#### [Data excerpts]
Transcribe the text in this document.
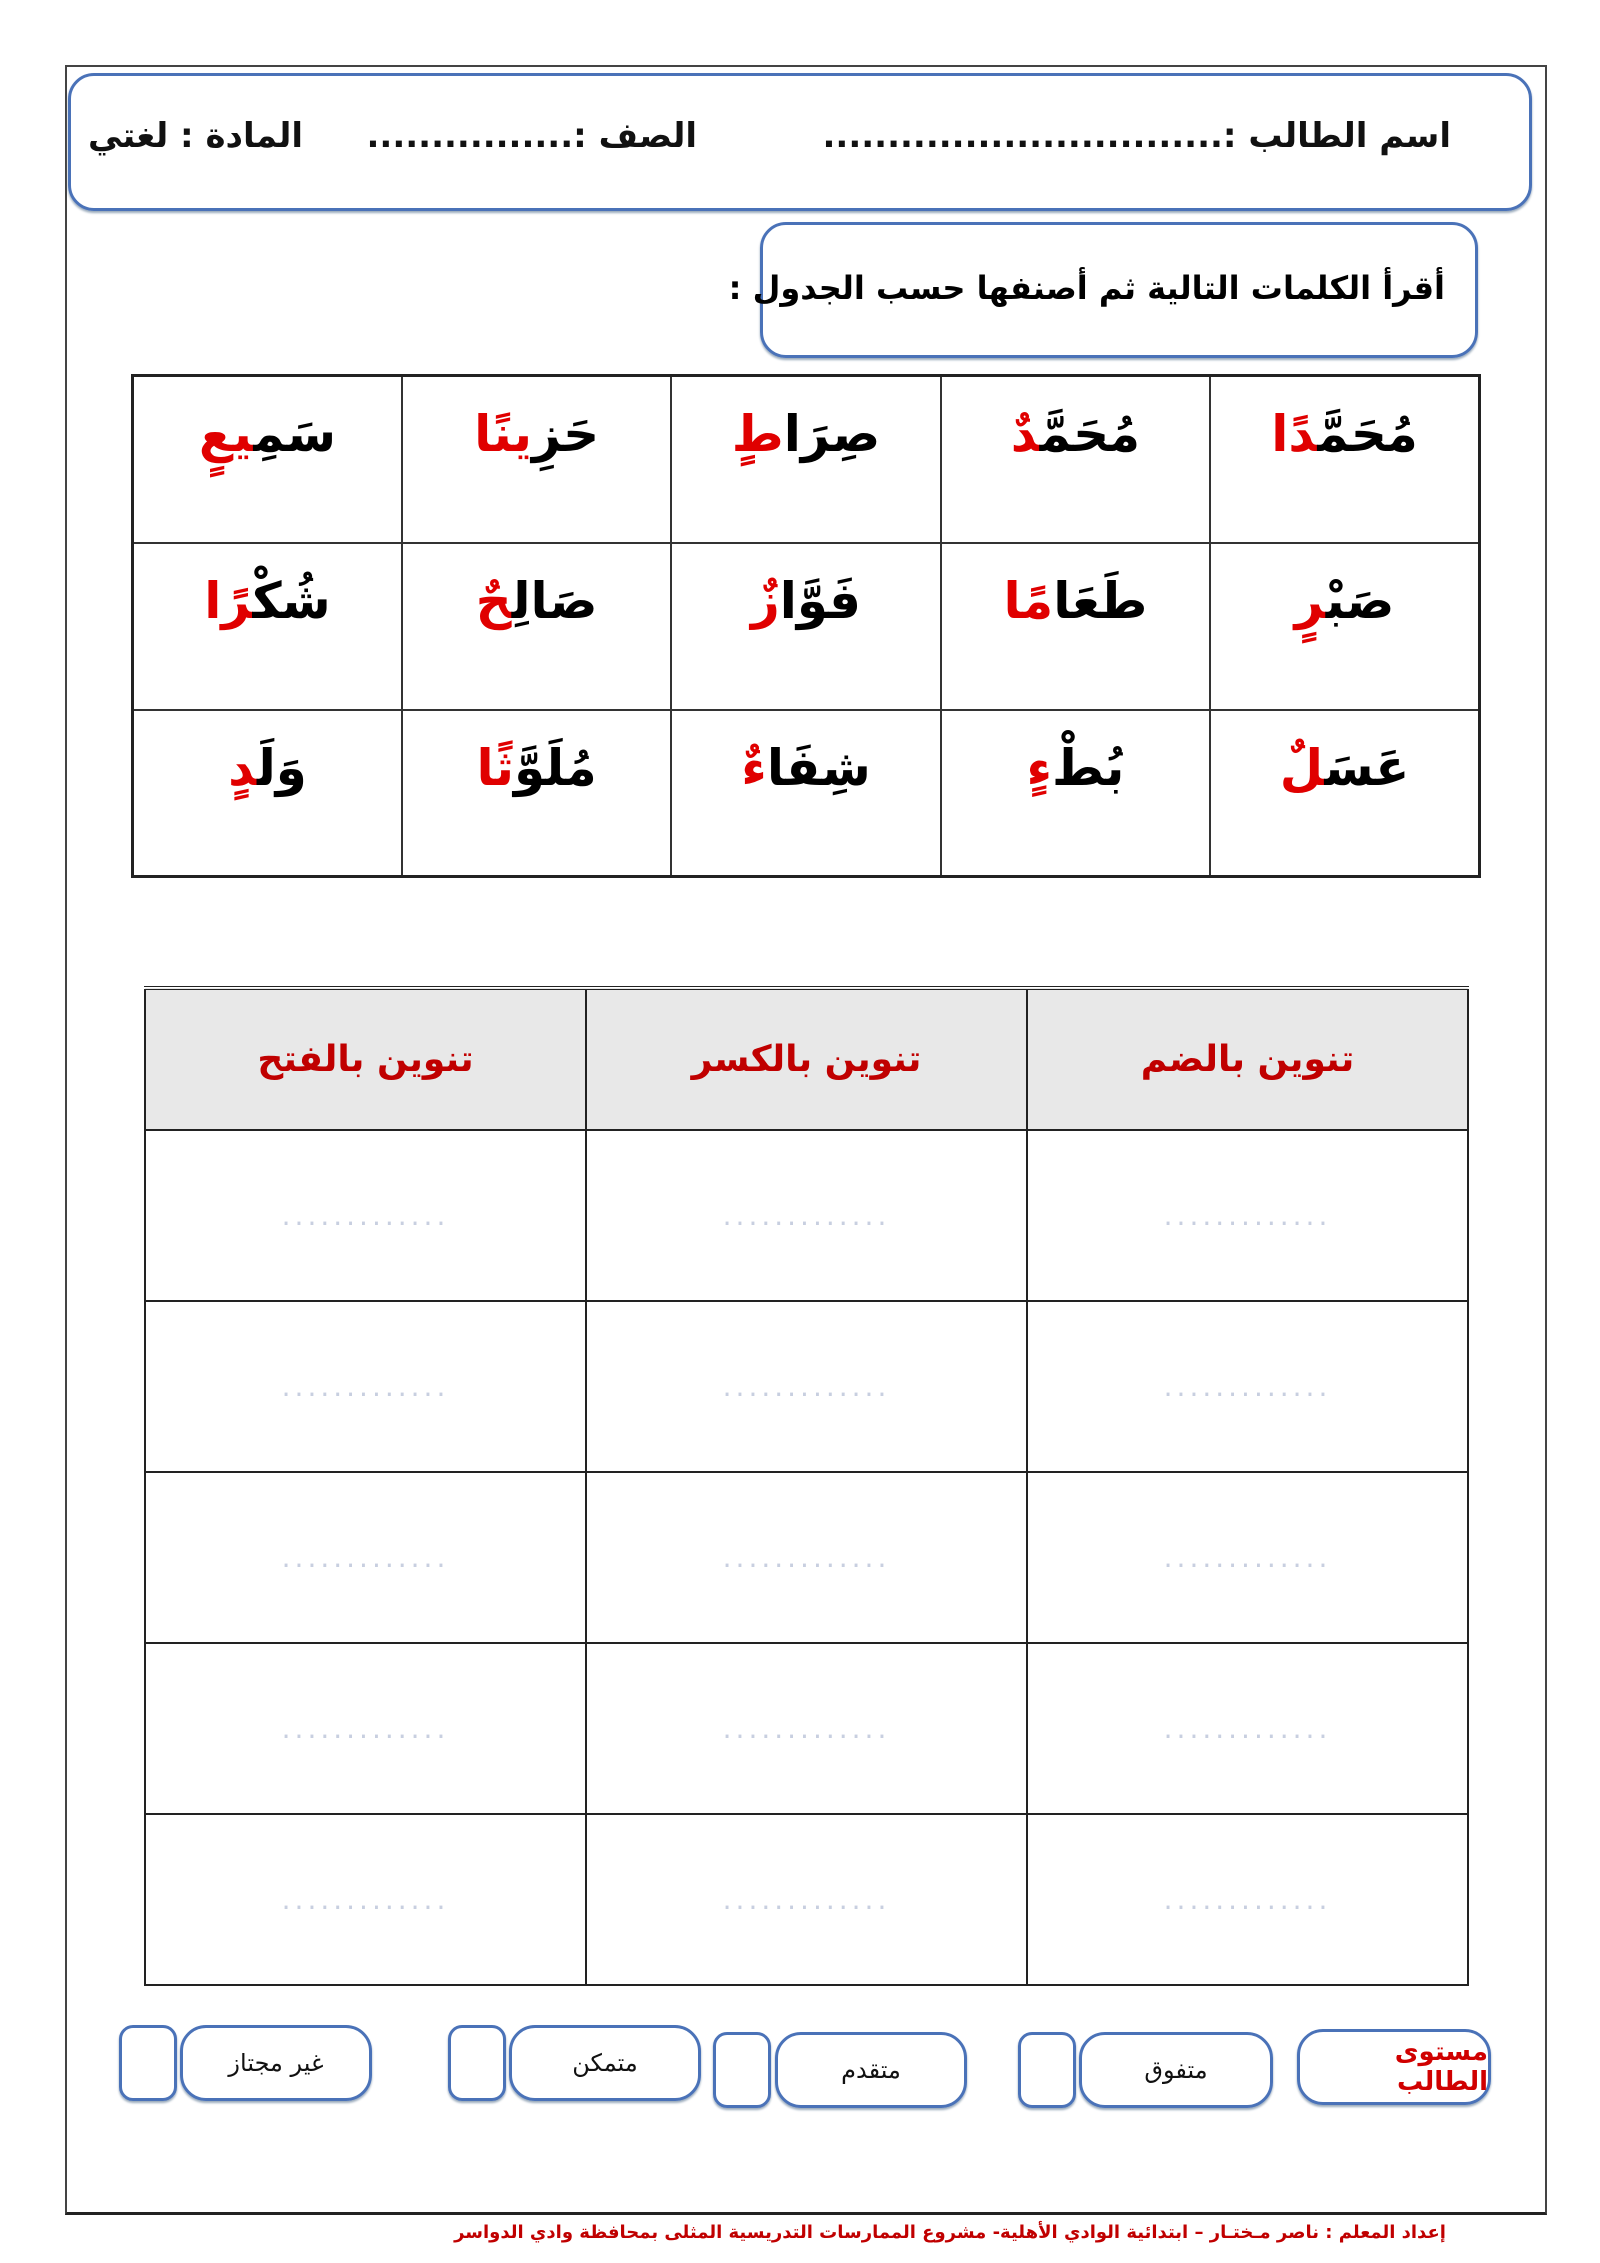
اسم الطالب :...............................
الصف :................
المادة : لغتي
أقرأ الكلمات التالية ثم أصنفها حسب الجدول :
مُحَمَّدًا	مُحَمَّدٌ	صِرَاطٍ	حَزِينًا	سَمِيعٍ
صَبْرٍ	طَعَامًا	فَوَّازٌ	صَالِحٌ	شُكْرًا
عَسَلٌ	بُطْءٍ	شِفَاءٌ	مُلَوَّثًا	وَلَدٍ
تنوين بالضم	تنوين بالكسر	تنوين بالفتح
.............	.............	.............
.............	.............	.............
.............	.............	.............
.............	.............	.............
.............	.............	.............
مستوى الطالب
متفوق
متقدم
متمكن
غير مجتاز
إعداد المعلم : ناصر مـختـار – ابتدائية الوادي الأهلية- مشروع الممارسات التدريسية المثلى بمحافظة وادي الدواسر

#### [What the task requires]
Excluding the pictures, reproduce every entry exactly as given.

#### [Output for this task]
Transcribe the text in this document.
اسم الطالب :...............................
الصف :................
المادة : لغتي
أقرأ الكلمات التالية ثم أصنفها حسب الجدول :
مُحَمَّدًا	مُحَمَّدٌ	صِرَاطٍ	حَزِينًا	سَمِيعٍ
صَبْرٍ	طَعَامًا	فَوَّازٌ	صَالِحٌ	شُكْرًا
عَسَلٌ	بُطْءٍ	شِفَاءٌ	مُلَوَّثًا	وَلَدٍ
تنوين بالضم	تنوين بالكسر	تنوين بالفتح
.............	.............	.............
.............	.............	.............
.............	.............	.............
.............	.............	.............
.............	.............	.............
مستوى الطالب
متفوق
متقدم
متمكن
غير مجتاز
إعداد المعلم : ناصر مـختـار – ابتدائية الوادي الأهلية- مشروع الممارسات التدريسية المثلى بمحافظة وادي الدواسر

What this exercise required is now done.